*What you need to do*. Among the lines of this listing, determine how many contain the string "name". Answer with the number only.

*Extracted material*.
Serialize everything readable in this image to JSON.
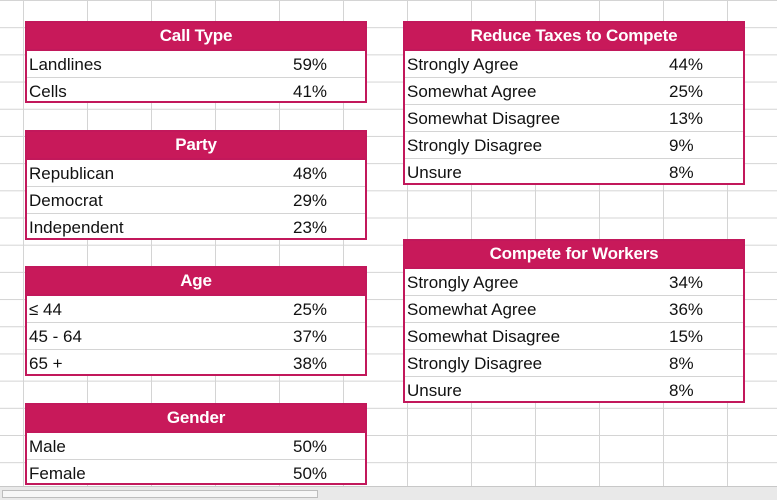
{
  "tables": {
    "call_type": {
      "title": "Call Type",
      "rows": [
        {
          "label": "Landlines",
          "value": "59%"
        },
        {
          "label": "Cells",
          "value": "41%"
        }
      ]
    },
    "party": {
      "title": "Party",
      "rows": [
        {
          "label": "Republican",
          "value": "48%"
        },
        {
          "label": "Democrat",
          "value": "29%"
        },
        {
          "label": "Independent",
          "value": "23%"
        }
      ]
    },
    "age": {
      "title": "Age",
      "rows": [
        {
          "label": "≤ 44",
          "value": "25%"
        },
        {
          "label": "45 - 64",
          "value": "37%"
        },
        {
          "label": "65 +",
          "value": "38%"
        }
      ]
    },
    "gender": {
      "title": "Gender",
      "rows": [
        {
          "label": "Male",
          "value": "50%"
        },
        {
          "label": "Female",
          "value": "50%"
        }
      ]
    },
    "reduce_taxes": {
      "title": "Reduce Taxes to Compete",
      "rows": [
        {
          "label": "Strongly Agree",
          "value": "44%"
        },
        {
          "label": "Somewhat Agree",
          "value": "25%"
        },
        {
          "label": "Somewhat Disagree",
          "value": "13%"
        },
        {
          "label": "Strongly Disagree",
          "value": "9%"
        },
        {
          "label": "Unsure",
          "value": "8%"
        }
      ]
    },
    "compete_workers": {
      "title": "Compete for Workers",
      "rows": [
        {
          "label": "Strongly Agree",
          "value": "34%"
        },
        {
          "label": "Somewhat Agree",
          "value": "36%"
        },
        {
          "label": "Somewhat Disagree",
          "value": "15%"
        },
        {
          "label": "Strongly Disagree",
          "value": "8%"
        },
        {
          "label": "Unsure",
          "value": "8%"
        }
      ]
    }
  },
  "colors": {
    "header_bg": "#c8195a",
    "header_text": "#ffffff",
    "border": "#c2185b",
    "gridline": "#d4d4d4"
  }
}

---

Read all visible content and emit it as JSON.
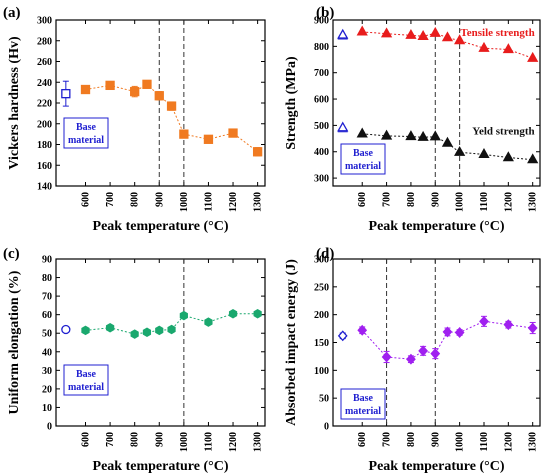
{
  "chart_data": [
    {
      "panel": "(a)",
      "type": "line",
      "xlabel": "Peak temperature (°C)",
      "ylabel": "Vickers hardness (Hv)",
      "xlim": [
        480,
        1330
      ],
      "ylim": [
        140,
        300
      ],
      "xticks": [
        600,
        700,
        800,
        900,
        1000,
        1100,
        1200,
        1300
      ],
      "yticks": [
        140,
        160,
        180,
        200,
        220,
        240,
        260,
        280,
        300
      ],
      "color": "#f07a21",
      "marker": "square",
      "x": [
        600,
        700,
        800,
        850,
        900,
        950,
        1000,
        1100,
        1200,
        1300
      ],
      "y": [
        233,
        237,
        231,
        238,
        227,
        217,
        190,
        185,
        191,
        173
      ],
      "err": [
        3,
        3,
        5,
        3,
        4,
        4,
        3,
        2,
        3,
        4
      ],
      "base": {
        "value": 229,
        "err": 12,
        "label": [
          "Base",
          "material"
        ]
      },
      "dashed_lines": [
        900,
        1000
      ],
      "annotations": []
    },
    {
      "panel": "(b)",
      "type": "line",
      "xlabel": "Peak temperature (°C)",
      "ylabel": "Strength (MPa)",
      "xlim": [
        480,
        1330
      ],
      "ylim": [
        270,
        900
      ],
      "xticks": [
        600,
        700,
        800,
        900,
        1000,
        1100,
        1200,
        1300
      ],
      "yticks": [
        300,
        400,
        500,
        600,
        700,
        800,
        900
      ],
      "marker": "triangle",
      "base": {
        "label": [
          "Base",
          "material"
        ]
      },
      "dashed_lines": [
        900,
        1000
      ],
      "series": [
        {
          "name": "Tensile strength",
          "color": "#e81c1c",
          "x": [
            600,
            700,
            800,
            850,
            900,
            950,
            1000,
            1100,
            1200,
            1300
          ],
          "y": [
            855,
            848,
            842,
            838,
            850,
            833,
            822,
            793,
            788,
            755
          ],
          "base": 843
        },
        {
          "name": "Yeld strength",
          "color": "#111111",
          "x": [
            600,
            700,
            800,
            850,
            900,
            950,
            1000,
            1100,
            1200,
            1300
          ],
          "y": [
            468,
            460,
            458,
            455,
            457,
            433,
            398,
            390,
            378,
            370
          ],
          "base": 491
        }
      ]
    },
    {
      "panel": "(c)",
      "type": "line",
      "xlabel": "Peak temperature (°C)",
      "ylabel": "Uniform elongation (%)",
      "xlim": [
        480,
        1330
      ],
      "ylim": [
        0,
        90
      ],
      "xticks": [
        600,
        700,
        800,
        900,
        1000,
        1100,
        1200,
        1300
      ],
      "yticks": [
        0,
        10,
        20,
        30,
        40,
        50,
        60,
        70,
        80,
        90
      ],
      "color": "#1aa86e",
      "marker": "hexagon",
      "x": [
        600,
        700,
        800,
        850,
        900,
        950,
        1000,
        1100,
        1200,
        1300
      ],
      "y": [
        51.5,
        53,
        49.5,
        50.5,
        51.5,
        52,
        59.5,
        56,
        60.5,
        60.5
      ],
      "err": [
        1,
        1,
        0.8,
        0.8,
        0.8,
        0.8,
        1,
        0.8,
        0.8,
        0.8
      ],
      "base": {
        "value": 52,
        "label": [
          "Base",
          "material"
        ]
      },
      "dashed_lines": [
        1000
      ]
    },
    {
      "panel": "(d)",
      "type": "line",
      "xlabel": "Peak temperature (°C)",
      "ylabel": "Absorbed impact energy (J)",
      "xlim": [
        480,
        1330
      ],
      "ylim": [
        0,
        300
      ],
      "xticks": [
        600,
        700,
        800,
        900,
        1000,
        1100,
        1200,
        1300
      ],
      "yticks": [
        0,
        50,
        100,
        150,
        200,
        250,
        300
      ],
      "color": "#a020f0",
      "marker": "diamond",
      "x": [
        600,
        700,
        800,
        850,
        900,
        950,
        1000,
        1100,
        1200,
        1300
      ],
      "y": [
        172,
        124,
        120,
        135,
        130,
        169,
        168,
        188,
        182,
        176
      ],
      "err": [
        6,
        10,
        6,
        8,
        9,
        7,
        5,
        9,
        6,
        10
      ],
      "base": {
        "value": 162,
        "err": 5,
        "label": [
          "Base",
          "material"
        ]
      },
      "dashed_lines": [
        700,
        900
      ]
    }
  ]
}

*Written answer*. 2